--- start Exercise materials ---

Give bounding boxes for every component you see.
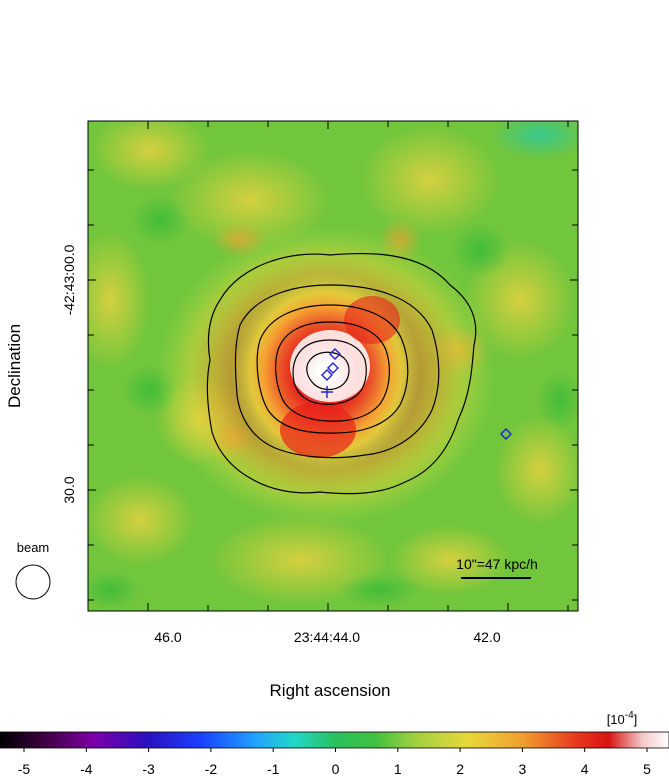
contours xyxy=(206,252,477,495)
colorbar-tick-label: 4 xyxy=(581,761,589,777)
colorbar-unit: [10-4] xyxy=(607,710,638,727)
colorbar-tick-label: -3 xyxy=(142,761,155,777)
scale-bar: 10"=47 kpc/h xyxy=(456,556,538,579)
colorbar-tick-label: 1 xyxy=(394,761,402,777)
diamond-marker-3 xyxy=(321,369,333,381)
contour-level-3 xyxy=(256,304,409,434)
contour-level-5 xyxy=(292,339,367,405)
y-axis-title: Declination xyxy=(5,324,24,408)
diamond-marker-1 xyxy=(329,348,341,360)
beam-circle-icon xyxy=(15,564,51,600)
y-tick-label-2: 30.0 xyxy=(61,476,77,503)
cluster-emission xyxy=(156,225,496,525)
colorbar-tick-label: 5 xyxy=(643,761,651,777)
contour-level-6 xyxy=(306,351,350,391)
y-tick-label-1: -42:43:00.0 xyxy=(61,244,77,315)
colorbar-tick-label: -1 xyxy=(267,761,280,777)
x-axis-title: Right ascension xyxy=(270,681,391,700)
colorbar-tick-label: 3 xyxy=(519,761,527,777)
sky-map xyxy=(88,121,578,611)
scale-bar-label: 10"=47 kpc/h xyxy=(456,556,538,572)
colorbar: [10-4] -5 -4 -3 -2 -1 0 1 2 3 4 5 xyxy=(0,710,669,777)
x-tick-label-3: 42.0 xyxy=(473,629,500,645)
x-tick-label-2: 23:44:44.0 xyxy=(294,629,360,645)
colorbar-ticks: -5 -4 -3 -2 -1 0 1 2 3 4 5 xyxy=(18,748,651,777)
beam-indicator: beam xyxy=(15,540,51,600)
map-noise xyxy=(88,121,578,610)
contour-level-2 xyxy=(234,284,440,459)
map-frame xyxy=(87,120,579,612)
colorbar-tick-label: 0 xyxy=(332,761,340,777)
contour-level-4 xyxy=(275,321,390,422)
diamond-marker-4 xyxy=(500,428,512,440)
colorbar-tick-label: 2 xyxy=(456,761,464,777)
colorbar-tick-label: -4 xyxy=(80,761,93,777)
diamond-marker-2 xyxy=(327,362,339,374)
contour-level-1 xyxy=(206,252,477,495)
cross-marker xyxy=(321,386,333,398)
source-markers xyxy=(321,348,512,440)
colorbar-tick-label: -5 xyxy=(18,761,31,777)
colorbar-tick-label: -2 xyxy=(205,761,218,777)
colorbar-gradient xyxy=(0,731,669,749)
beam-label: beam xyxy=(17,540,50,555)
x-tick-label-1: 46.0 xyxy=(154,629,181,645)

--- end Exercise materials ---

**What you need to do:** Can you quote all of the lines above word for word, leaving the picture out of your answer?

**The completed task:**
Give bounding boxes for every component you see.
contours xyxy=(206,252,477,495)
colorbar-tick-label: 4 xyxy=(581,761,589,777)
colorbar-unit: [10-4] xyxy=(607,710,638,727)
colorbar-tick-label: -3 xyxy=(142,761,155,777)
scale-bar: 10"=47 kpc/h xyxy=(456,556,538,579)
colorbar-tick-label: 1 xyxy=(394,761,402,777)
diamond-marker-3 xyxy=(321,369,333,381)
contour-level-3 xyxy=(256,304,409,434)
contour-level-5 xyxy=(292,339,367,405)
y-axis-title: Declination xyxy=(5,324,24,408)
diamond-marker-1 xyxy=(329,348,341,360)
beam-circle-icon xyxy=(15,564,51,600)
y-tick-label-2: 30.0 xyxy=(61,476,77,503)
cluster-emission xyxy=(156,225,496,525)
colorbar-tick-label: 5 xyxy=(643,761,651,777)
contour-level-6 xyxy=(306,351,350,391)
y-tick-label-1: -42:43:00.0 xyxy=(61,244,77,315)
colorbar-tick-label: -1 xyxy=(267,761,280,777)
x-axis-title: Right ascension xyxy=(270,681,391,700)
colorbar-tick-label: 3 xyxy=(519,761,527,777)
sky-map xyxy=(88,121,578,611)
scale-bar-label: 10"=47 kpc/h xyxy=(456,556,538,572)
colorbar: [10-4] -5 -4 -3 -2 -1 0 1 2 3 4 5 xyxy=(0,710,669,777)
x-tick-label-3: 42.0 xyxy=(473,629,500,645)
x-tick-label-2: 23:44:44.0 xyxy=(294,629,360,645)
colorbar-ticks: -5 -4 -3 -2 -1 0 1 2 3 4 5 xyxy=(18,748,651,777)
beam-indicator: beam xyxy=(15,540,51,600)
map-noise xyxy=(88,121,578,610)
contour-level-2 xyxy=(234,284,440,459)
map-frame xyxy=(87,120,579,612)
colorbar-tick-label: 0 xyxy=(332,761,340,777)
contour-level-4 xyxy=(275,321,390,422)
diamond-marker-4 xyxy=(500,428,512,440)
colorbar-tick-label: 2 xyxy=(456,761,464,777)
colorbar-tick-label: -4 xyxy=(80,761,93,777)
diamond-marker-2 xyxy=(327,362,339,374)
contour-level-1 xyxy=(206,252,477,495)
cross-marker xyxy=(321,386,333,398)
source-markers xyxy=(321,348,512,440)
colorbar-tick-label: -5 xyxy=(18,761,31,777)
colorbar-tick-label: -2 xyxy=(205,761,218,777)
colorbar-gradient xyxy=(0,731,669,749)
beam-label: beam xyxy=(17,540,50,555)
x-tick-label-1: 46.0 xyxy=(154,629,181,645)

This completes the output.